● PROBLEMA DA RISOLVERE
Trascrivi fedelmente il passo del testo sui Mondiali del 1994 che parte da "Nel 1993 Bruce" e prosegue fino a "nel suo stadio.", estremi inclusi.

BORN IN THE USA: TUTTE LE PILLOLE MUSICALI DEI MONDIALI ’94

1994 FIFA World Cup logo

Nel 1993 Bruce Springsteen è venuto in tour in Italia, ma senza la mitica E Street Band. Probabilmente per questo la sua data di Verona, in un Bentegodi piovoso e quasi deserto, è stata un disastro. In quell’occasione gli hanno rivolto qualche domanda sull’imminente mondiale americano dell’anno dopo, ma non poteva sapere che una delle prime partite del torneo sarebbe stata il match della sua vita. Ovvero le sue origini europee in campo nel suo stadio.

L’ombra di Bruce– Ci sono tre padroni del Giants Stadium, in New Jersey. Il primo è la franchigia Nfl dei New York Giants. Poi c’è il calcio made in Usa, che lo usa regolarmente. E poi c’è Springsteen: ogni volta il boss suona lì, raccoglie folle oceaniche. Per il mondiale statunitense la Federazione Italiana aveva chiesto si giocasse a est. Ok il caldo torrido, ok l’umidità, ma volete mettere avere lo stadio pieno di connazionali alle partite? Peccato che il primo incontro degli azzurri sia stato Italia-Irlanda. Come spiegherebbe giustamente Bruce, per metà italiano-da parte materna- e per l’altra irlandese, qualche irlandese nella zona c’è. Ecco, diciamo che l’unico tricolore che ha visto la nazionale, era quello con l’arancione al posto del rosso. Risultato, 0-1 Eire. Prossima volta pensarci prima.

● DATI ESTRATTI
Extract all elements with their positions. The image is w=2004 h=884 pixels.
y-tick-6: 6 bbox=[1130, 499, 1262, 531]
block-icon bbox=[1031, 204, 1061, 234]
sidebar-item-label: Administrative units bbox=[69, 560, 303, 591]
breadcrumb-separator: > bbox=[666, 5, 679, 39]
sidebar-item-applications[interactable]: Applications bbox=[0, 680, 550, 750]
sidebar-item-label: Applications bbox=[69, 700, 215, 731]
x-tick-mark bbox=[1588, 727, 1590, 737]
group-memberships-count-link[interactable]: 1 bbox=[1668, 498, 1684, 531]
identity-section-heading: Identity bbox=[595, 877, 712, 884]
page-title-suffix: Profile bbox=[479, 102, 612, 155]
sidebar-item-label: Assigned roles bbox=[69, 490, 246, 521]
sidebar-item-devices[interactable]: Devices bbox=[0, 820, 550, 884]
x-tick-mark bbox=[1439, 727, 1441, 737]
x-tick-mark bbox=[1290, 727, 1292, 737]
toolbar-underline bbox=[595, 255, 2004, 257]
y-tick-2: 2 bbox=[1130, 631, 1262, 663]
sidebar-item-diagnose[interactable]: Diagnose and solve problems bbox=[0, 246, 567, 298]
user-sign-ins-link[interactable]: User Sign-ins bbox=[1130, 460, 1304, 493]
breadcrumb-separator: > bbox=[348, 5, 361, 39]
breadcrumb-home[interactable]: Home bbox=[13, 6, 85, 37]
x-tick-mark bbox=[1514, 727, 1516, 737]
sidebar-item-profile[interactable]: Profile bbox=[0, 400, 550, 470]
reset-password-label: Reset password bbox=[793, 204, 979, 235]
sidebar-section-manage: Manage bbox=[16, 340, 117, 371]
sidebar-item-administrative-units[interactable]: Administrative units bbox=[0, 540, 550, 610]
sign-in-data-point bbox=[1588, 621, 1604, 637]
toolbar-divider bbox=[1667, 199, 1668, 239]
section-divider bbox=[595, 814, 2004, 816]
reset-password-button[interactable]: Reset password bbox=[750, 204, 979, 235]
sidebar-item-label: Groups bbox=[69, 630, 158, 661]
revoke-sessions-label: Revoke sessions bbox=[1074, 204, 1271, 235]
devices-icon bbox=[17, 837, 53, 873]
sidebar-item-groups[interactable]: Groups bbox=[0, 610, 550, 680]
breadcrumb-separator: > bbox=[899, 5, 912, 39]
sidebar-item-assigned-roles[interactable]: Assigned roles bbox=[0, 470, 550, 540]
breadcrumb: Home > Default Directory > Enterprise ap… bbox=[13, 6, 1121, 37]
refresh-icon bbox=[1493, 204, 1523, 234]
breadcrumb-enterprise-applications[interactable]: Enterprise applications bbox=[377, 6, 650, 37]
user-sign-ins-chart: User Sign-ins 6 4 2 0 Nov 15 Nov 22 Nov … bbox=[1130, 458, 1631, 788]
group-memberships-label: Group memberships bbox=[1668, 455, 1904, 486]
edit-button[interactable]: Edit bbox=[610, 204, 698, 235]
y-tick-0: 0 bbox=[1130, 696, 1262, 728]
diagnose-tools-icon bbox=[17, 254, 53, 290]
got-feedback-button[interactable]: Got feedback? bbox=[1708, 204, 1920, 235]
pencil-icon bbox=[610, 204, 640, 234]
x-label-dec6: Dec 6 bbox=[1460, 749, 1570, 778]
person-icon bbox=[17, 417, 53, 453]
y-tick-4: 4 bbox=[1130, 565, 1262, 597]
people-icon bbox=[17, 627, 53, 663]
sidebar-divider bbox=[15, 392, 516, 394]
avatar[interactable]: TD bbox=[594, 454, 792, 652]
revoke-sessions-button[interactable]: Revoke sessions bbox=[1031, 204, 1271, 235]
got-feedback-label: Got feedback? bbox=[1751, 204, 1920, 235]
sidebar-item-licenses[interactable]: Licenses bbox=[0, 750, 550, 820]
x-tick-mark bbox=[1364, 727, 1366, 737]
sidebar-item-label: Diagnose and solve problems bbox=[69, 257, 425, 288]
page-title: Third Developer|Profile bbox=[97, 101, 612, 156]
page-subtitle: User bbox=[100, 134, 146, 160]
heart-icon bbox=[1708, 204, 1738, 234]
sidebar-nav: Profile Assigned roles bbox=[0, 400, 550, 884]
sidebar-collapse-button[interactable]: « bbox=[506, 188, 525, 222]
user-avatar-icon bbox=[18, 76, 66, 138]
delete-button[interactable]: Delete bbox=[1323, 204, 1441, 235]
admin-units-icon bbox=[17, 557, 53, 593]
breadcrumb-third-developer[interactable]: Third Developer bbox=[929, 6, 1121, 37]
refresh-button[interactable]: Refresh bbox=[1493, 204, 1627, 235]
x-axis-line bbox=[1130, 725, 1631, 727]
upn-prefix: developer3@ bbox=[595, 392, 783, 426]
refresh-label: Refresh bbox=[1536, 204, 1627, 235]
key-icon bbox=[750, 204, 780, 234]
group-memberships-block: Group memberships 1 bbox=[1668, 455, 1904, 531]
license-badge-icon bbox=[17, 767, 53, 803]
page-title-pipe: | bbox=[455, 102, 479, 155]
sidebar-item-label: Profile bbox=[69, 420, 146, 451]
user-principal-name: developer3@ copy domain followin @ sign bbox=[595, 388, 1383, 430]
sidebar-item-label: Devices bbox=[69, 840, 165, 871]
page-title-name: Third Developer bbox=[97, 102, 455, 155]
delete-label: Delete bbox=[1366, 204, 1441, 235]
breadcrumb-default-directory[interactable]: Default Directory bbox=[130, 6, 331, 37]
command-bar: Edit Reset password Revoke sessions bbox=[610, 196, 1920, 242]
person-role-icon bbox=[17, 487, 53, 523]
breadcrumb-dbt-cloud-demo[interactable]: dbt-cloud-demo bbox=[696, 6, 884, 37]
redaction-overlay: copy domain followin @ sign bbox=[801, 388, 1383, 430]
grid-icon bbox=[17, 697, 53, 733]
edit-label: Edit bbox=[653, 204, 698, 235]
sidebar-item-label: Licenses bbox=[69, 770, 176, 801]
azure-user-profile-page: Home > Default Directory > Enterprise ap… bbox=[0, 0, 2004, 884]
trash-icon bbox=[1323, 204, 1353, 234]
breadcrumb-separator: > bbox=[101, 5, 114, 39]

● SOLUZIONE SCRITTA
Nel 1993 Bruce Springsteen è venuto in tour in Italia, ma senza la mitica E Street Band. Probabilmente per questo la sua data di Verona, in un Bentegodi piovoso e quasi deserto, è stata un disastro. In quell’occasione gli hanno rivolto qualche domanda sull’imminente mondiale americano dell’anno dopo, ma non poteva sapere che una delle prime partite del torneo sarebbe stata il match della sua vita. Ovvero le sue origini europee in campo nel suo stadio.